→ Document extract
◇ ◇ ◇ ◇
Re: Utime and stime are less when getrusage (RUSAGE_THREAD) is executed on a tickless CPU.
From: Peter Zijlstra
Date: Wed May 19 2021 - 05:28:40 EST
On Wed, May 19, 2021 at 11:24:58AM +0200, Peter Zijlstra wrote:
> On Wed, May 19, 2021 at 06:30:36AM +0000, hasegawa-hitomi@xxxxxxxxxxx wrote:
> > Hi Ingo, Peter, Juri, and Vincent.
> >
> >
> > > Your email is malformed.
> >
> > I'm sorry. I was sent in the wrong format. I correct it and resend.
> > Thank you, Peter, for pointing this out.
> >
> >
> > I found that when I run getrusage(RUSAGE_THREAD) on a tickless CPU,
> > the utime and stime I get are less than the actual time, unlike when I run
> > getrusage(RUSAGE_SELF) on a single thread.
> > This problem seems to be caused by the fact that se.sum_exec_runtime is not
> > updated just before getting the information from 'current'.
◇ ◇ ◇ ◇
→ Data section

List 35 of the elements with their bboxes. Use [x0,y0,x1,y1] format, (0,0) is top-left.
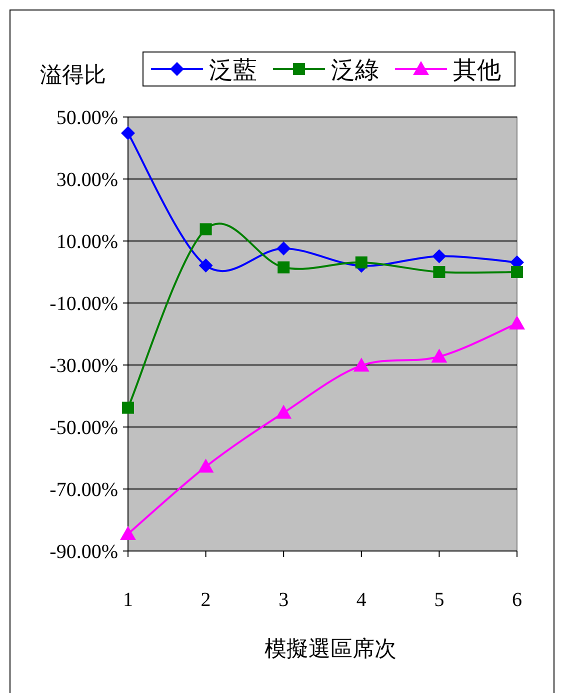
◇ ◇ ◇ ◇
→ Problem requirements
Reproduce the getrusage mailing-list reply word for word, between "From: Peter Zijlstra" and "email is malformed.", inclusive.

→ Task response
From: Peter Zijlstra
Date: Wed May 19 2021 - 05:28:40 EST
On Wed, May 19, 2021 at 11:24:58AM +0200, Peter Zijlstra wrote:
> On Wed, May 19, 2021 at 06:30:36AM +0000, hasegawa-hitomi@xxxxxxxxxxx wrote:
> > Hi Ingo, Peter, Juri, and Vincent.
> >
> >
> > > Your email is malformed.